- WRITTEN PROBLEM
Copy each line of the listing below exactly.

==============================

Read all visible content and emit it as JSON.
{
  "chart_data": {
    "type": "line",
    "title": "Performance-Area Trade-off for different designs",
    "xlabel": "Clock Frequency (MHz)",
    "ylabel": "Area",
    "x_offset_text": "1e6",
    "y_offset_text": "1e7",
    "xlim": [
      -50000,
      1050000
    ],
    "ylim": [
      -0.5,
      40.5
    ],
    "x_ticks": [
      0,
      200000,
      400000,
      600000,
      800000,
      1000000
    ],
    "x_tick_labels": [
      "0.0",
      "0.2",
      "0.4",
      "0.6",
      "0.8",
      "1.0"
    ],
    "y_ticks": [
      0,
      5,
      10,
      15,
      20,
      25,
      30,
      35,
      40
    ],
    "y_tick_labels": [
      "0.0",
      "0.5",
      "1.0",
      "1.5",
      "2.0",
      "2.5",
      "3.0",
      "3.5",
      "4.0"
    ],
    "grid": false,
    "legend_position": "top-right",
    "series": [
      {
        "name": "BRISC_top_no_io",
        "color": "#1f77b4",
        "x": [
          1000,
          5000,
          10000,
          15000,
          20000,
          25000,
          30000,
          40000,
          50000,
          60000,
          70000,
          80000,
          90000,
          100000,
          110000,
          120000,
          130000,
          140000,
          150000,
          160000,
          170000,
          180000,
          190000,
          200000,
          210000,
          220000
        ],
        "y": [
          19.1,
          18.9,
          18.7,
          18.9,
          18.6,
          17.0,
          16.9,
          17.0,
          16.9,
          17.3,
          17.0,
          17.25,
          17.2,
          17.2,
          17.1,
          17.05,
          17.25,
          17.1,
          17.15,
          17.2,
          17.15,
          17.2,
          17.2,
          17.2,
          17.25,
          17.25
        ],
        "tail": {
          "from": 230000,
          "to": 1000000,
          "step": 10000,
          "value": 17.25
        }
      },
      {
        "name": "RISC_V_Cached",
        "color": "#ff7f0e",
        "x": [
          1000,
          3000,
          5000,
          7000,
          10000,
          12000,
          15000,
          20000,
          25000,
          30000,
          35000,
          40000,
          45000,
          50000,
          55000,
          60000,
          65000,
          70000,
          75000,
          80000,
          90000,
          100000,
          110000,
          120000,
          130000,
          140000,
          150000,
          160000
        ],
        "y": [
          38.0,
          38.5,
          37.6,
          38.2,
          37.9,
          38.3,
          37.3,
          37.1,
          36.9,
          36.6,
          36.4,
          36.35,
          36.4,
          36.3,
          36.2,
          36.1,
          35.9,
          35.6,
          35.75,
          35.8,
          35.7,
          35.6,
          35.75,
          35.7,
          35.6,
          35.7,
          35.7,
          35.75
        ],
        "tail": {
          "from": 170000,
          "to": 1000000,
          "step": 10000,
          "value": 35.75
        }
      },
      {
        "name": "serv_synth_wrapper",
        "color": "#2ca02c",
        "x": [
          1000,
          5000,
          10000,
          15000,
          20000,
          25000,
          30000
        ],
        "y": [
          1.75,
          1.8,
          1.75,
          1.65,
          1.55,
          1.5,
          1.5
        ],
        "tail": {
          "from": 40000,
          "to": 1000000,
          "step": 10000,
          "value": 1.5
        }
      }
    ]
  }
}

==============================

- THE SOLUTION
Read all visible content and emit it as JSON.
{
  "chart_data": {
    "type": "line",
    "title": "Performance-Area Trade-off for different designs",
    "xlabel": "Clock Frequency (MHz)",
    "ylabel": "Area",
    "x_offset_text": "1e6",
    "y_offset_text": "1e7",
    "xlim": [
      -50000,
      1050000
    ],
    "ylim": [
      -0.5,
      40.5
    ],
    "x_ticks": [
      0,
      200000,
      400000,
      600000,
      800000,
      1000000
    ],
    "x_tick_labels": [
      "0.0",
      "0.2",
      "0.4",
      "0.6",
      "0.8",
      "1.0"
    ],
    "y_ticks": [
      0,
      5,
      10,
      15,
      20,
      25,
      30,
      35,
      40
    ],
    "y_tick_labels": [
      "0.0",
      "0.5",
      "1.0",
      "1.5",
      "2.0",
      "2.5",
      "3.0",
      "3.5",
      "4.0"
    ],
    "grid": false,
    "legend_position": "top-right",
    "series": [
      {
        "name": "BRISC_top_no_io",
        "color": "#1f77b4",
        "x": [
          1000,
          5000,
          10000,
          15000,
          20000,
          25000,
          30000,
          40000,
          50000,
          60000,
          70000,
          80000,
          90000,
          100000,
          110000,
          120000,
          130000,
          140000,
          150000,
          160000,
          170000,
          180000,
          190000,
          200000,
          210000,
          220000
        ],
        "y": [
          19.1,
          18.9,
          18.7,
          18.9,
          18.6,
          17.0,
          16.9,
          17.0,
          16.9,
          17.3,
          17.0,
          17.25,
          17.2,
          17.2,
          17.1,
          17.05,
          17.25,
          17.1,
          17.15,
          17.2,
          17.15,
          17.2,
          17.2,
          17.2,
          17.25,
          17.25
        ],
        "tail": {
          "from": 230000,
          "to": 1000000,
          "step": 10000,
          "value": 17.25
        }
      },
      {
        "name": "RISC_V_Cached",
        "color": "#ff7f0e",
        "x": [
          1000,
          3000,
          5000,
          7000,
          10000,
          12000,
          15000,
          20000,
          25000,
          30000,
          35000,
          40000,
          45000,
          50000,
          55000,
          60000,
          65000,
          70000,
          75000,
          80000,
          90000,
          100000,
          110000,
          120000,
          130000,
          140000,
          150000,
          160000
        ],
        "y": [
          38.0,
          38.5,
          37.6,
          38.2,
          37.9,
          38.3,
          37.3,
          37.1,
          36.9,
          36.6,
          36.4,
          36.35,
          36.4,
          36.3,
          36.2,
          36.1,
          35.9,
          35.6,
          35.75,
          35.8,
          35.7,
          35.6,
          35.75,
          35.7,
          35.6,
          35.7,
          35.7,
          35.75
        ],
        "tail": {
          "from": 170000,
          "to": 1000000,
          "step": 10000,
          "value": 35.75
        }
      },
      {
        "name": "serv_synth_wrapper",
        "color": "#2ca02c",
        "x": [
          1000,
          5000,
          10000,
          15000,
          20000,
          25000,
          30000
        ],
        "y": [
          1.75,
          1.8,
          1.75,
          1.65,
          1.55,
          1.5,
          1.5
        ],
        "tail": {
          "from": 40000,
          "to": 1000000,
          "step": 10000,
          "value": 1.5
        }
      }
    ]
  }
}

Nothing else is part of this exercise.